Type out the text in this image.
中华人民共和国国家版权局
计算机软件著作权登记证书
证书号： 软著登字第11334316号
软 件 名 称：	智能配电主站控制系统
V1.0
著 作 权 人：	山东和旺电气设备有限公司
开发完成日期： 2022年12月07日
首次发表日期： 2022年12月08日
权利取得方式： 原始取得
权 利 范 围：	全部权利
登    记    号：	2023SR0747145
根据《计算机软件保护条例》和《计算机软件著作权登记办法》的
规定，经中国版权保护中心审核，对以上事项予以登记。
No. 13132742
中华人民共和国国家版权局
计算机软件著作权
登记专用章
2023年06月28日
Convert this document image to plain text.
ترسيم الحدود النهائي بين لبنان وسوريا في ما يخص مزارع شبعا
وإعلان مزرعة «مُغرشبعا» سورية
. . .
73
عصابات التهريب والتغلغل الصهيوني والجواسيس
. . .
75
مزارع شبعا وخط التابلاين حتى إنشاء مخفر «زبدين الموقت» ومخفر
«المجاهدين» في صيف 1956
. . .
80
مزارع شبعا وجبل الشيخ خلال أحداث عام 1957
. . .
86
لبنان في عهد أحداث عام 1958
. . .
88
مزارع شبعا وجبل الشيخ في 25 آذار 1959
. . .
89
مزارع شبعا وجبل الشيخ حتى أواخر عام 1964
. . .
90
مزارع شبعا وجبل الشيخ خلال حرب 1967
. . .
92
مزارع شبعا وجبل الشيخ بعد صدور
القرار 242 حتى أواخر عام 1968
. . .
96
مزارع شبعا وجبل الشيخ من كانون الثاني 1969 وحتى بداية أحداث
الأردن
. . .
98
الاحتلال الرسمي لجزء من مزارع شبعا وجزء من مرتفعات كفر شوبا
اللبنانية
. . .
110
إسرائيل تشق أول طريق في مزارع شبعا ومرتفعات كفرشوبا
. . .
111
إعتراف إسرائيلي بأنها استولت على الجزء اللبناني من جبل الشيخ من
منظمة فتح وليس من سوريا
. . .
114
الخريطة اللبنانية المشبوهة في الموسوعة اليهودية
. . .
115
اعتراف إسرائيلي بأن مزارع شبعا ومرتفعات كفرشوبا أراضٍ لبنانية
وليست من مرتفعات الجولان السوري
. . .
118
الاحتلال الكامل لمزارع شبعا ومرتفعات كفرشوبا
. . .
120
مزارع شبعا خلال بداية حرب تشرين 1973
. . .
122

○ ○ ○

WHAT TO DO
Reproduce the lines of the entries above exactly, but only from the line containing "Convert this document image to plain text." through the final line.

FULL SOLUTION
Convert this document image to plain text.
ترسيم الحدود النهائي بين لبنان وسوريا في ما يخص مزارع شبعا
وإعلان مزرعة «مُغرشبعا» سورية
. . .
73
عصابات التهريب والتغلغل الصهيوني والجواسيس
. . .
75
مزارع شبعا وخط التابلاين حتى إنشاء مخفر «زبدين الموقت» ومخفر
«المجاهدين» في صيف 1956
. . .
80
مزارع شبعا وجبل الشيخ خلال أحداث عام 1957
. . .
86
لبنان في عهد أحداث عام 1958
. . .
88
مزارع شبعا وجبل الشيخ في 25 آذار 1959
. . .
89
مزارع شبعا وجبل الشيخ حتى أواخر عام 1964
. . .
90
مزارع شبعا وجبل الشيخ خلال حرب 1967
. . .
92
مزارع شبعا وجبل الشيخ بعد صدور
القرار 242 حتى أواخر عام 1968
. . .
96
مزارع شبعا وجبل الشيخ من كانون الثاني 1969 وحتى بداية أحداث
الأردن
. . .
98
الاحتلال الرسمي لجزء من مزارع شبعا وجزء من مرتفعات كفر شوبا
اللبنانية
. . .
110
إسرائيل تشق أول طريق في مزارع شبعا ومرتفعات كفرشوبا
. . .
111
إعتراف إسرائيلي بأنها استولت على الجزء اللبناني من جبل الشيخ من
منظمة فتح وليس من سوريا
. . .
114
الخريطة اللبنانية المشبوهة في الموسوعة اليهودية
. . .
115
اعتراف إسرائيلي بأن مزارع شبعا ومرتفعات كفرشوبا أراضٍ لبنانية
وليست من مرتفعات الجولان السوري
. . .
118
الاحتلال الكامل لمزارع شبعا ومرتفعات كفرشوبا
. . .
120
مزارع شبعا خلال بداية حرب تشرين 1973
. . .
122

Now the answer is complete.